■ What to work on ■
Copy out the records in full, word for word, without pictures.

■ Records provided ■
------------

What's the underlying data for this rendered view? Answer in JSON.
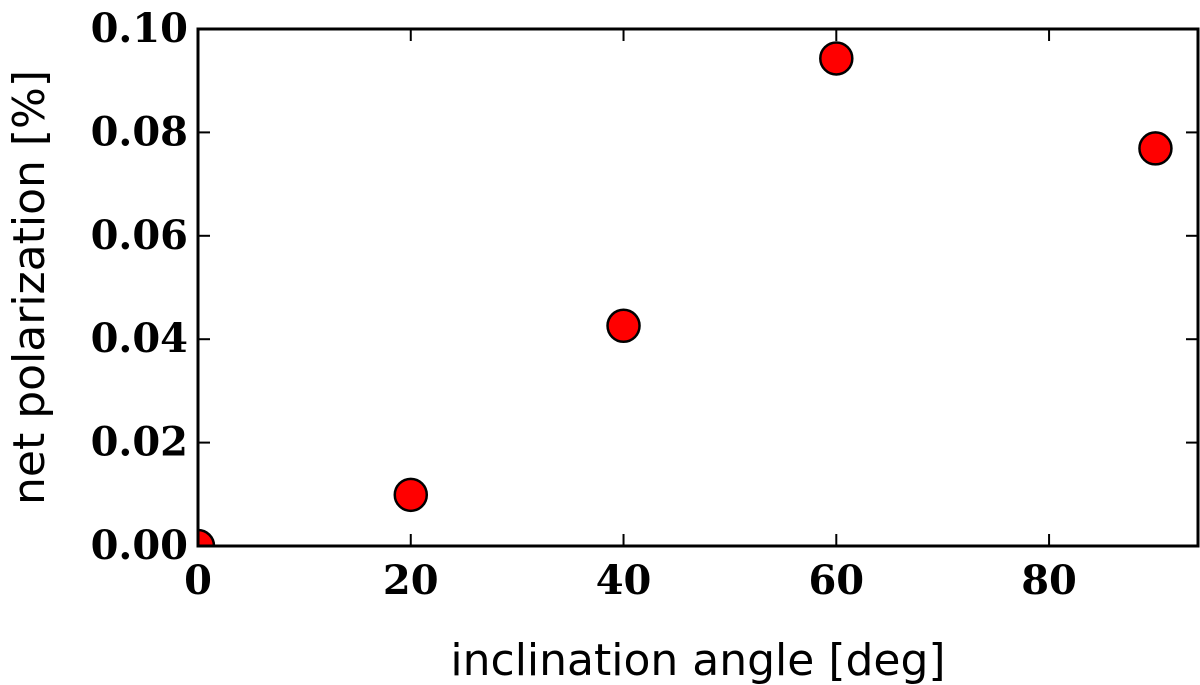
{
  "chart_data": {
    "type": "scatter",
    "title": "",
    "xlabel": "inclination angle [deg]",
    "ylabel": "net polarization [%]",
    "xlim": [
      0,
      94
    ],
    "ylim": [
      0,
      0.1
    ],
    "x_ticks": [
      0,
      20,
      40,
      60,
      80
    ],
    "y_ticks": [
      0,
      0.02,
      0.04,
      0.06,
      0.08,
      0.1
    ],
    "x_tick_labels": [
      "0",
      "20",
      "40",
      "60",
      "80"
    ],
    "y_tick_labels": [
      "0.00",
      "0.02",
      "0.04",
      "0.06",
      "0.08",
      "0.10"
    ],
    "grid": false,
    "legend": null,
    "marker_color": "#ff0000",
    "marker_edge_color": "#000000",
    "series": [
      {
        "x": [
          0,
          20,
          40,
          60,
          90
        ],
        "y": [
          0.0,
          0.0099,
          0.0426,
          0.0943,
          0.0769
        ]
      }
    ]
  }
}
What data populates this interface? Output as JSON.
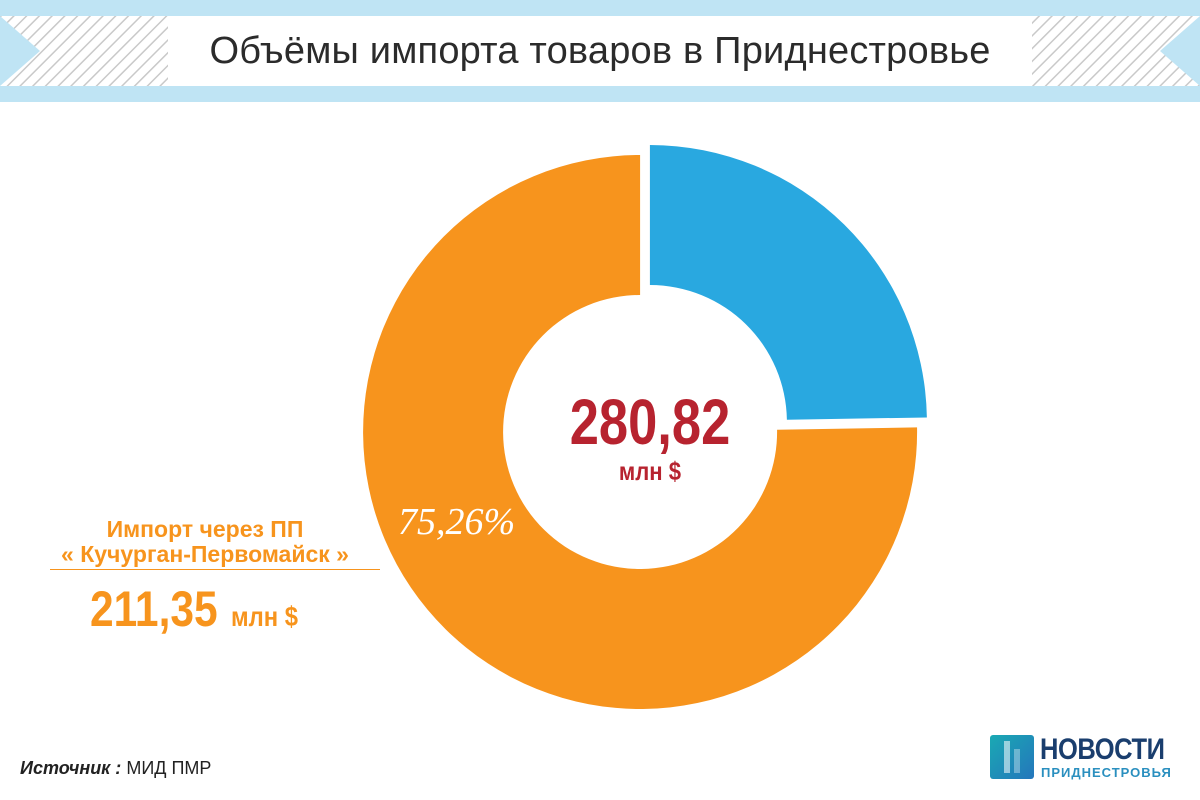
{
  "header": {
    "title": "Объёмы импорта товаров в Приднестровье"
  },
  "chart_data": {
    "type": "pie",
    "title": "Объёмы импорта товаров в Приднестровье",
    "total": 280.82,
    "total_label": "280,82",
    "total_unit": "млн $",
    "slices": [
      {
        "name": "Импорт через ПП « Кучурган-Первомайск »",
        "value": 211.35,
        "percent": 75.26,
        "color": "#f7941d"
      },
      {
        "value": 69.47,
        "percent": 24.74,
        "color": "#29a8e0"
      }
    ],
    "callout": {
      "line1": "Импорт через ПП",
      "line2": "« Кучурган-Первомайск »",
      "value": "211,35",
      "unit": "млн $",
      "percent_label": "75,26%"
    }
  },
  "footer": {
    "source_label": "Источник :",
    "source_value": "МИД ПМР"
  },
  "logo": {
    "word": "НОВОСТИ",
    "sub": "ПРИДНЕСТРОВЬЯ",
    "icon": "news-logo-icon"
  },
  "colors": {
    "header_bg": "#bfe4f4",
    "orange": "#f7941d",
    "blue": "#29a8e0",
    "red": "#b7232f"
  }
}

------------

■ Correct output ■
What's the underlying data for this rendered view? Answer in JSON.
{
  "chart_data": {
    "type": "scatter",
    "title": "",
    "xlabel": "inclination angle [deg]",
    "ylabel": "net polarization [%]",
    "xlim": [
      0,
      94
    ],
    "ylim": [
      0,
      0.1
    ],
    "x_ticks": [
      0,
      20,
      40,
      60,
      80
    ],
    "y_ticks": [
      0,
      0.02,
      0.04,
      0.06,
      0.08,
      0.1
    ],
    "x_tick_labels": [
      "0",
      "20",
      "40",
      "60",
      "80"
    ],
    "y_tick_labels": [
      "0.00",
      "0.02",
      "0.04",
      "0.06",
      "0.08",
      "0.10"
    ],
    "grid": false,
    "legend": null,
    "marker_color": "#ff0000",
    "marker_edge_color": "#000000",
    "series": [
      {
        "x": [
          0,
          20,
          40,
          60,
          90
        ],
        "y": [
          0.0,
          0.0099,
          0.0426,
          0.0943,
          0.0769
        ]
      }
    ]
  }
}
What data populates this interface? Output as JSON.
{
  "header": {
    "title": "Объёмы импорта товаров в Приднестровье"
  },
  "chart_data": {
    "type": "pie",
    "title": "Объёмы импорта товаров в Приднестровье",
    "total": 280.82,
    "total_label": "280,82",
    "total_unit": "млн $",
    "slices": [
      {
        "name": "Импорт через ПП « Кучурган-Первомайск »",
        "value": 211.35,
        "percent": 75.26,
        "color": "#f7941d"
      },
      {
        "value": 69.47,
        "percent": 24.74,
        "color": "#29a8e0"
      }
    ],
    "callout": {
      "line1": "Импорт через ПП",
      "line2": "« Кучурган-Первомайск »",
      "value": "211,35",
      "unit": "млн $",
      "percent_label": "75,26%"
    }
  },
  "footer": {
    "source_label": "Источник :",
    "source_value": "МИД ПМР"
  },
  "logo": {
    "word": "НОВОСТИ",
    "sub": "ПРИДНЕСТРОВЬЯ",
    "icon": "news-logo-icon"
  },
  "colors": {
    "header_bg": "#bfe4f4",
    "orange": "#f7941d",
    "blue": "#29a8e0",
    "red": "#b7232f"
  }
}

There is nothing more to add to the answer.